--- START Extracted entries ---

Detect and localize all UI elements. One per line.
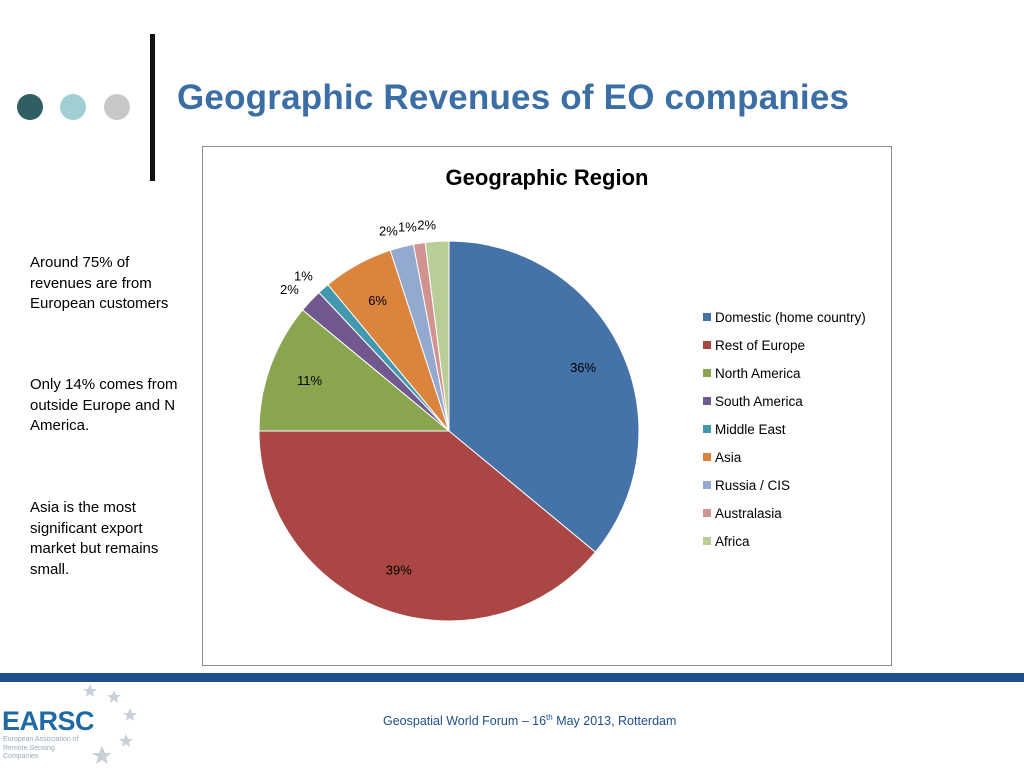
logo-subtitle: European Association of Remote Sensing C… <box>3 736 79 760</box>
legend-label: Australasia <box>715 506 782 521</box>
decorative-dot-grey <box>104 94 130 120</box>
footer-superscript: th <box>546 713 553 722</box>
legend-swatch <box>703 341 711 349</box>
pie-data-label: 1% <box>398 220 417 235</box>
chart-title: Geographic Region <box>446 165 649 190</box>
slide-title: Geographic Revenues of EO companies <box>177 78 850 117</box>
pie-data-label: 11% <box>297 373 322 388</box>
legend-swatch <box>703 397 711 405</box>
pie-slice-domestic-home-country- <box>448 240 640 553</box>
legend-label: Africa <box>715 534 750 549</box>
pie-data-label: 1% <box>294 268 313 283</box>
legend-label: Asia <box>715 450 742 465</box>
bullet-text-1: Around 75% of revenues are from European… <box>30 254 169 312</box>
pie-data-label: 6% <box>368 293 387 308</box>
logo-stars-icon <box>83 684 137 764</box>
legend-label: North America <box>715 366 801 381</box>
pie-slice-north-america <box>258 309 451 432</box>
legend-swatch <box>703 481 711 489</box>
title-divider <box>150 34 155 181</box>
pie-chart: Geographic Region 36% 39% 11% 2% 1% 6% 2% 1% 2% … <box>202 146 892 666</box>
bullet-text-3: Asia is the most significant export mark… <box>30 499 159 578</box>
legend-label: Domestic (home country) <box>715 310 866 325</box>
footer-date-location: May 2013, Rotterdam <box>552 714 677 729</box>
legend-swatch <box>703 369 711 377</box>
legend-swatch <box>703 537 711 545</box>
pie-slice-africa <box>424 240 450 432</box>
pie-data-label: 39% <box>386 562 412 577</box>
pie-data-label: 2% <box>280 282 299 297</box>
footer-caption: Geospatial World Forum – 16th May 2013, … <box>383 713 676 728</box>
legend-swatch <box>703 509 711 517</box>
decorative-dot-dark <box>17 94 43 120</box>
logo-wordmark: EARSC <box>2 706 95 736</box>
legend-swatch <box>703 425 711 433</box>
footer-event: Geospatial World Forum – 16 <box>383 714 547 729</box>
pie-data-label: 2% <box>417 217 436 232</box>
bullet-text-2: Only 14% comes from outside Europe and N… <box>30 376 178 434</box>
decorative-dot-light <box>60 94 86 120</box>
legend-swatch <box>703 453 711 461</box>
legend-label: South America <box>715 394 803 409</box>
legend-label: Russia / CIS <box>715 478 790 493</box>
pie-data-label: 2% <box>379 223 398 238</box>
pie-data-label: 36% <box>570 360 596 375</box>
footer-bar <box>0 673 1024 682</box>
pie-slice-rest-of-europe <box>258 430 597 622</box>
legend-swatch <box>703 313 711 321</box>
legend-label: Middle East <box>715 422 786 437</box>
legend-label: Rest of Europe <box>715 338 805 353</box>
pie-chart-svg: Geographic Region 36%39%11%2%1%6%2% 1% 2% … <box>258 165 866 622</box>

--- END Extracted entries ---

— What you will do —
Could you output the lines from the one with "logo-subtitle: European Association" to the one with "legend-swatch <box>703 425 711 433</box>" as a Markdown table with columns Row and Line, skipping any blank lines?

— Answer for this exercise —
| Row | Line |
|---|---|
| 1 | logo-subtitle: European Association of Remote Sensing C… <box>3 736 79 760</box> |
| 2 | legend-label: Australasia <box>715 506 782 521</box> |
| 3 | decorative-dot-grey <box>104 94 130 120</box> |
| 4 | footer-superscript: th <box>546 713 553 722</box> |
| 5 | legend-swatch <box>703 341 711 349</box> |
| 6 | pie-data-label: 1% <box>398 220 417 235</box> |
| 7 | chart-title: Geographic Region <box>446 165 649 190</box> |
| 8 | slide-title: Geographic Revenues of EO companies <box>177 78 850 117</box> |
| 9 | pie-data-label: 11% <box>297 373 322 388</box> |
| 10 | legend-swatch <box>703 397 711 405</box> |
| 11 | pie-slice-domestic-home-country- <box>448 240 640 553</box> |
| 12 | legend-label: Africa <box>715 534 750 549</box> |
| 13 | pie-data-label: 1% <box>294 268 313 283</box> |
| 14 | legend-label: Asia <box>715 450 742 465</box> |
| 15 | bullet-text-1: Around 75% of revenues are from European… <box>30 254 169 312</box> |
| 16 | pie-data-label: 6% <box>368 293 387 308</box> |
| 17 | logo-stars-icon <box>83 684 137 764</box> |
| 18 | legend-label: North America <box>715 366 801 381</box> |
| 19 | pie-slice-north-america <box>258 309 451 432</box> |
| 20 | legend-swatch <box>703 481 711 489</box> |
| 21 | title-divider <box>150 34 155 181</box> |
| 22 | pie-chart: Geographic Region 36% 39% 11% 2% 1% 6% 2% 1% 2% … <box>202 146 892 666</box> |
| 23 | bullet-text-3: Asia is the most significant export mark… <box>30 499 159 578</box> |
| 24 | legend-label: Domestic (home country) <box>715 310 866 325</box> |
| 25 | footer-date-location: May 2013, Rotterdam <box>552 714 677 729</box> |
| 26 | legend-swatch <box>703 369 711 377</box> |
| 27 | legend-swatch <box>703 537 711 545</box> |
| 28 | pie-slice-africa <box>424 240 450 432</box> |
| 29 | pie-data-label: 39% <box>386 562 412 577</box> |
| 30 | pie-data-label: 2% <box>280 282 299 297</box> |
| 31 | footer-caption: Geospatial World Forum – 16th May 2013, … <box>383 713 676 728</box> |
| 32 | legend-swatch <box>703 509 711 517</box> |
| 33 | decorative-dot-dark <box>17 94 43 120</box> |
| 34 | logo-wordmark: EARSC <box>2 706 95 736</box> |
| 35 | legend-swatch <box>703 425 711 433</box> |